───── Input data ─────
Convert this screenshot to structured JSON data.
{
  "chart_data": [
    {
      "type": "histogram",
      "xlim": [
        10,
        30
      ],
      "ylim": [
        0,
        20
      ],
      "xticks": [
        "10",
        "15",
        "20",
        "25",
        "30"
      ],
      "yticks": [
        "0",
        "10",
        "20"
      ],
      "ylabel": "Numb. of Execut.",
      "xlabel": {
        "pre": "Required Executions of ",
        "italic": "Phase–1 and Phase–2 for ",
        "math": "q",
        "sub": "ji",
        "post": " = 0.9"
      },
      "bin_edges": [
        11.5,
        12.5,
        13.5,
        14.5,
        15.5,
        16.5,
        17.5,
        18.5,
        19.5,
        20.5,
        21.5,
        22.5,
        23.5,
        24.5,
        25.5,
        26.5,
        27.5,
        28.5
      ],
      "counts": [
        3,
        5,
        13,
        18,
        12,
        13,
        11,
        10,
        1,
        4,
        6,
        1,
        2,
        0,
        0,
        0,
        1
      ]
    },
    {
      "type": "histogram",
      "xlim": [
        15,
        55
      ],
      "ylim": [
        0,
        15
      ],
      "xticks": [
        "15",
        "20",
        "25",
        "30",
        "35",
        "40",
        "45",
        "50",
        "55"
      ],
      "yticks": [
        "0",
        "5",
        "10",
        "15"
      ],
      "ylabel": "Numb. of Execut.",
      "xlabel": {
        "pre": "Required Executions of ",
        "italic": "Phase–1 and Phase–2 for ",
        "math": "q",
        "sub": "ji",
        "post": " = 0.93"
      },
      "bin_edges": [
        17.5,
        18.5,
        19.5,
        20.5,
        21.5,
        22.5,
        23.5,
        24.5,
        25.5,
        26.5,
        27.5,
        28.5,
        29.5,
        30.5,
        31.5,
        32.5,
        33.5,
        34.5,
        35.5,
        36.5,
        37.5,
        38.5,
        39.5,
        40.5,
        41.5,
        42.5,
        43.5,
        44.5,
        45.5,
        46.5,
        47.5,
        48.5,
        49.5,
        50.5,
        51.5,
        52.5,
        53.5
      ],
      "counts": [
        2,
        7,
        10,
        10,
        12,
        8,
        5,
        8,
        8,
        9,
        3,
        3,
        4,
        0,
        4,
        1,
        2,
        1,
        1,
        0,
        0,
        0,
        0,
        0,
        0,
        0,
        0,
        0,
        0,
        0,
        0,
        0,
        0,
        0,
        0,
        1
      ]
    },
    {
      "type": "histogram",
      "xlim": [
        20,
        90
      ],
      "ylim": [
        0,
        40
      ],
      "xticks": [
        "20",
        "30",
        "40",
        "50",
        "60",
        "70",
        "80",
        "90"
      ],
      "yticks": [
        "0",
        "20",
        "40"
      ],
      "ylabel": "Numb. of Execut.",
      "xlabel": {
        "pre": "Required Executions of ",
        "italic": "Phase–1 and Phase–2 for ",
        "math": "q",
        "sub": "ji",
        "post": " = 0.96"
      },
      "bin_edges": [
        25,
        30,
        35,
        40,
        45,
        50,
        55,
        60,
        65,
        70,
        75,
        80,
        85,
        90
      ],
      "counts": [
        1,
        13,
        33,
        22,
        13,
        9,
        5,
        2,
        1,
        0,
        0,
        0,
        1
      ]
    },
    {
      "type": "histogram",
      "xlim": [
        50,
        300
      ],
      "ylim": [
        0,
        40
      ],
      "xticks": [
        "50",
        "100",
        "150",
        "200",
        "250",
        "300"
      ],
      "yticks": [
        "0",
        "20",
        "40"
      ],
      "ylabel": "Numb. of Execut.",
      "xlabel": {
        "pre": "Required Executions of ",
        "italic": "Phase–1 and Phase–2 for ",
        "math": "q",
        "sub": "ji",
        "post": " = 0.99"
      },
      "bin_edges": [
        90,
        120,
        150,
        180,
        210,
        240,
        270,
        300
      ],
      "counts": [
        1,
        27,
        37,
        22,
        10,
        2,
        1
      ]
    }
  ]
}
─────
▸ **What you will do**: Retype all of the entries precisely as they are.

▸ **Response to this exercise**:
Convert this screenshot to structured JSON data.
{
  "chart_data": [
    {
      "type": "histogram",
      "xlim": [
        10,
        30
      ],
      "ylim": [
        0,
        20
      ],
      "xticks": [
        "10",
        "15",
        "20",
        "25",
        "30"
      ],
      "yticks": [
        "0",
        "10",
        "20"
      ],
      "ylabel": "Numb. of Execut.",
      "xlabel": {
        "pre": "Required Executions of ",
        "italic": "Phase–1 and Phase–2 for ",
        "math": "q",
        "sub": "ji",
        "post": " = 0.9"
      },
      "bin_edges": [
        11.5,
        12.5,
        13.5,
        14.5,
        15.5,
        16.5,
        17.5,
        18.5,
        19.5,
        20.5,
        21.5,
        22.5,
        23.5,
        24.5,
        25.5,
        26.5,
        27.5,
        28.5
      ],
      "counts": [
        3,
        5,
        13,
        18,
        12,
        13,
        11,
        10,
        1,
        4,
        6,
        1,
        2,
        0,
        0,
        0,
        1
      ]
    },
    {
      "type": "histogram",
      "xlim": [
        15,
        55
      ],
      "ylim": [
        0,
        15
      ],
      "xticks": [
        "15",
        "20",
        "25",
        "30",
        "35",
        "40",
        "45",
        "50",
        "55"
      ],
      "yticks": [
        "0",
        "5",
        "10",
        "15"
      ],
      "ylabel": "Numb. of Execut.",
      "xlabel": {
        "pre": "Required Executions of ",
        "italic": "Phase–1 and Phase–2 for ",
        "math": "q",
        "sub": "ji",
        "post": " = 0.93"
      },
      "bin_edges": [
        17.5,
        18.5,
        19.5,
        20.5,
        21.5,
        22.5,
        23.5,
        24.5,
        25.5,
        26.5,
        27.5,
        28.5,
        29.5,
        30.5,
        31.5,
        32.5,
        33.5,
        34.5,
        35.5,
        36.5,
        37.5,
        38.5,
        39.5,
        40.5,
        41.5,
        42.5,
        43.5,
        44.5,
        45.5,
        46.5,
        47.5,
        48.5,
        49.5,
        50.5,
        51.5,
        52.5,
        53.5
      ],
      "counts": [
        2,
        7,
        10,
        10,
        12,
        8,
        5,
        8,
        8,
        9,
        3,
        3,
        4,
        0,
        4,
        1,
        2,
        1,
        1,
        0,
        0,
        0,
        0,
        0,
        0,
        0,
        0,
        0,
        0,
        0,
        0,
        0,
        0,
        0,
        0,
        1
      ]
    },
    {
      "type": "histogram",
      "xlim": [
        20,
        90
      ],
      "ylim": [
        0,
        40
      ],
      "xticks": [
        "20",
        "30",
        "40",
        "50",
        "60",
        "70",
        "80",
        "90"
      ],
      "yticks": [
        "0",
        "20",
        "40"
      ],
      "ylabel": "Numb. of Execut.",
      "xlabel": {
        "pre": "Required Executions of ",
        "italic": "Phase–1 and Phase–2 for ",
        "math": "q",
        "sub": "ji",
        "post": " = 0.96"
      },
      "bin_edges": [
        25,
        30,
        35,
        40,
        45,
        50,
        55,
        60,
        65,
        70,
        75,
        80,
        85,
        90
      ],
      "counts": [
        1,
        13,
        33,
        22,
        13,
        9,
        5,
        2,
        1,
        0,
        0,
        0,
        1
      ]
    },
    {
      "type": "histogram",
      "xlim": [
        50,
        300
      ],
      "ylim": [
        0,
        40
      ],
      "xticks": [
        "50",
        "100",
        "150",
        "200",
        "250",
        "300"
      ],
      "yticks": [
        "0",
        "20",
        "40"
      ],
      "ylabel": "Numb. of Execut.",
      "xlabel": {
        "pre": "Required Executions of ",
        "italic": "Phase–1 and Phase–2 for ",
        "math": "q",
        "sub": "ji",
        "post": " = 0.99"
      },
      "bin_edges": [
        90,
        120,
        150,
        180,
        210,
        240,
        270,
        300
      ],
      "counts": [
        1,
        27,
        37,
        22,
        10,
        2,
        1
      ]
    }
  ]
}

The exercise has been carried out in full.